#### Problem details
Here are some records; return them all exactly.

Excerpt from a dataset

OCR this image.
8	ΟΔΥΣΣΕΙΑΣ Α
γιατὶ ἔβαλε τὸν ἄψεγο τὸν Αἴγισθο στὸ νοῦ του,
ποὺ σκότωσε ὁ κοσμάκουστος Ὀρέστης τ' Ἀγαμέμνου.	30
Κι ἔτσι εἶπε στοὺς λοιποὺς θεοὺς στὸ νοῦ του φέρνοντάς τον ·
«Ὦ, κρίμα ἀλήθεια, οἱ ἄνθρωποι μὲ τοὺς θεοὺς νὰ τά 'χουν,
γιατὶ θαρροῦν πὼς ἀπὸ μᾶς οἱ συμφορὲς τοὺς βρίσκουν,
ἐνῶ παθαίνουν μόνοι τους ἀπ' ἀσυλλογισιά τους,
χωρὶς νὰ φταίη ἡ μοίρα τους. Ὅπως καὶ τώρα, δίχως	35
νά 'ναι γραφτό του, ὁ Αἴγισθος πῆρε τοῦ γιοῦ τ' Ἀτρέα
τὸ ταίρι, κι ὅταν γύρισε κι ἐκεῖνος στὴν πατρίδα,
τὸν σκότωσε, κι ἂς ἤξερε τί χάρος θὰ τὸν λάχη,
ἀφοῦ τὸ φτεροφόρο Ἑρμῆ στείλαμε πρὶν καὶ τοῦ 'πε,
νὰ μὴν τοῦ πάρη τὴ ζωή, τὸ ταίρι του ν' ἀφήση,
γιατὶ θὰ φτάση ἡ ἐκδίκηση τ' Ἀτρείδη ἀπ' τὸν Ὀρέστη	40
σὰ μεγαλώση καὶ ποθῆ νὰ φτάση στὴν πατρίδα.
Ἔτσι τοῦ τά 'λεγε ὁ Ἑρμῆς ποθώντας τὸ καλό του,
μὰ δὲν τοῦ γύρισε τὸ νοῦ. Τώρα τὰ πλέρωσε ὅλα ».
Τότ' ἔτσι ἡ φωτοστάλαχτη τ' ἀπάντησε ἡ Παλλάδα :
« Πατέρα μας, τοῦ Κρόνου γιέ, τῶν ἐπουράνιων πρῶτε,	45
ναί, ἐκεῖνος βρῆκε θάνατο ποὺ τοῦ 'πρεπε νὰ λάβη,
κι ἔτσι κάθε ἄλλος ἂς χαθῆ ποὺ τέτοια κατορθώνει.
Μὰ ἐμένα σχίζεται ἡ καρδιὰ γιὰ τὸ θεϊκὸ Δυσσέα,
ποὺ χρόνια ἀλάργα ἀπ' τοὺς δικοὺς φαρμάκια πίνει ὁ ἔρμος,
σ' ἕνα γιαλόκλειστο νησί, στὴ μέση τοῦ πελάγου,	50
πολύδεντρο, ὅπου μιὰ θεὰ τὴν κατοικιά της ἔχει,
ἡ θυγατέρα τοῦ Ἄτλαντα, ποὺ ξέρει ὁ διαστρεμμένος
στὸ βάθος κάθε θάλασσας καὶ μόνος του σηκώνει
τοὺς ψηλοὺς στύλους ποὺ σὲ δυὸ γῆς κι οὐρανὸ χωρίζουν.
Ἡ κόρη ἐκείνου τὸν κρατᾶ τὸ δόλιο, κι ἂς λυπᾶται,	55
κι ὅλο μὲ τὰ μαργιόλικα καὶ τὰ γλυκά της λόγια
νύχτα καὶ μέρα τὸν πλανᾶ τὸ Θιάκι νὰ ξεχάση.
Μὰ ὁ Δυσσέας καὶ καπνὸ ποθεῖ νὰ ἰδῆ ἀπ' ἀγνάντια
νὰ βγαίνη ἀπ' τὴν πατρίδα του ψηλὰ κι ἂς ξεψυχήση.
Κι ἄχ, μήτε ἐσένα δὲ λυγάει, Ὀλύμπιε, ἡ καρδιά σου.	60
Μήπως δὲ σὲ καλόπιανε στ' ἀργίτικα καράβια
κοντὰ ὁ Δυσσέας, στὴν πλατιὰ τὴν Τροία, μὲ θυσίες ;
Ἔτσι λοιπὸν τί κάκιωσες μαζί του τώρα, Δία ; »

#### Task response
OCR this image.
8	ΟΔΥΣΣΕΙΑΣ Α
γιατὶ ἔβαλε τὸν ἄψεγο τὸν Αἴγισθο στὸ νοῦ του,
ποὺ σκότωσε ὁ κοσμάκουστος Ὀρέστης τ' Ἀγαμέμνου.	30
Κι ἔτσι εἶπε στοὺς λοιποὺς θεοὺς στὸ νοῦ του φέρνοντάς τον ·
«Ὦ, κρίμα ἀλήθεια, οἱ ἄνθρωποι μὲ τοὺς θεοὺς νὰ τά 'χουν,
γιατὶ θαρροῦν πὼς ἀπὸ μᾶς οἱ συμφορὲς τοὺς βρίσκουν,
ἐνῶ παθαίνουν μόνοι τους ἀπ' ἀσυλλογισιά τους,
χωρὶς νὰ φταίη ἡ μοίρα τους. Ὅπως καὶ τώρα, δίχως	35
νά 'ναι γραφτό του, ὁ Αἴγισθος πῆρε τοῦ γιοῦ τ' Ἀτρέα
τὸ ταίρι, κι ὅταν γύρισε κι ἐκεῖνος στὴν πατρίδα,
τὸν σκότωσε, κι ἂς ἤξερε τί χάρος θὰ τὸν λάχη,
ἀφοῦ τὸ φτεροφόρο Ἑρμῆ στείλαμε πρὶν καὶ τοῦ 'πε,
νὰ μὴν τοῦ πάρη τὴ ζωή, τὸ ταίρι του ν' ἀφήση,
γιατὶ θὰ φτάση ἡ ἐκδίκηση τ' Ἀτρείδη ἀπ' τὸν Ὀρέστη	40
σὰ μεγαλώση καὶ ποθῆ νὰ φτάση στὴν πατρίδα.
Ἔτσι τοῦ τά 'λεγε ὁ Ἑρμῆς ποθώντας τὸ καλό του,
μὰ δὲν τοῦ γύρισε τὸ νοῦ. Τώρα τὰ πλέρωσε ὅλα ».
Τότ' ἔτσι ἡ φωτοστάλαχτη τ' ἀπάντησε ἡ Παλλάδα :
« Πατέρα μας, τοῦ Κρόνου γιέ, τῶν ἐπουράνιων πρῶτε,	45
ναί, ἐκεῖνος βρῆκε θάνατο ποὺ τοῦ 'πρεπε νὰ λάβη,
κι ἔτσι κάθε ἄλλος ἂς χαθῆ ποὺ τέτοια κατορθώνει.
Μὰ ἐμένα σχίζεται ἡ καρδιὰ γιὰ τὸ θεϊκὸ Δυσσέα,
ποὺ χρόνια ἀλάργα ἀπ' τοὺς δικοὺς φαρμάκια πίνει ὁ ἔρμος,
σ' ἕνα γιαλόκλειστο νησί, στὴ μέση τοῦ πελάγου,	50
πολύδεντρο, ὅπου μιὰ θεὰ τὴν κατοικιά της ἔχει,
ἡ θυγατέρα τοῦ Ἄτλαντα, ποὺ ξέρει ὁ διαστρεμμένος
στὸ βάθος κάθε θάλασσας καὶ μόνος του σηκώνει
τοὺς ψηλοὺς στύλους ποὺ σὲ δυὸ γῆς κι οὐρανὸ χωρίζουν.
Ἡ κόρη ἐκείνου τὸν κρατᾶ τὸ δόλιο, κι ἂς λυπᾶται,	55
κι ὅλο μὲ τὰ μαργιόλικα καὶ τὰ γλυκά της λόγια
νύχτα καὶ μέρα τὸν πλανᾶ τὸ Θιάκι νὰ ξεχάση.
Μὰ ὁ Δυσσέας καὶ καπνὸ ποθεῖ νὰ ἰδῆ ἀπ' ἀγνάντια
νὰ βγαίνη ἀπ' τὴν πατρίδα του ψηλὰ κι ἂς ξεψυχήση.
Κι ἄχ, μήτε ἐσένα δὲ λυγάει, Ὀλύμπιε, ἡ καρδιά σου.	60
Μήπως δὲ σὲ καλόπιανε στ' ἀργίτικα καράβια
κοντὰ ὁ Δυσσέας, στὴν πλατιὰ τὴν Τροία, μὲ θυσίες ;
Ἔτσι λοιπὸν τί κάκιωσες μαζί του τώρα, Δία ; »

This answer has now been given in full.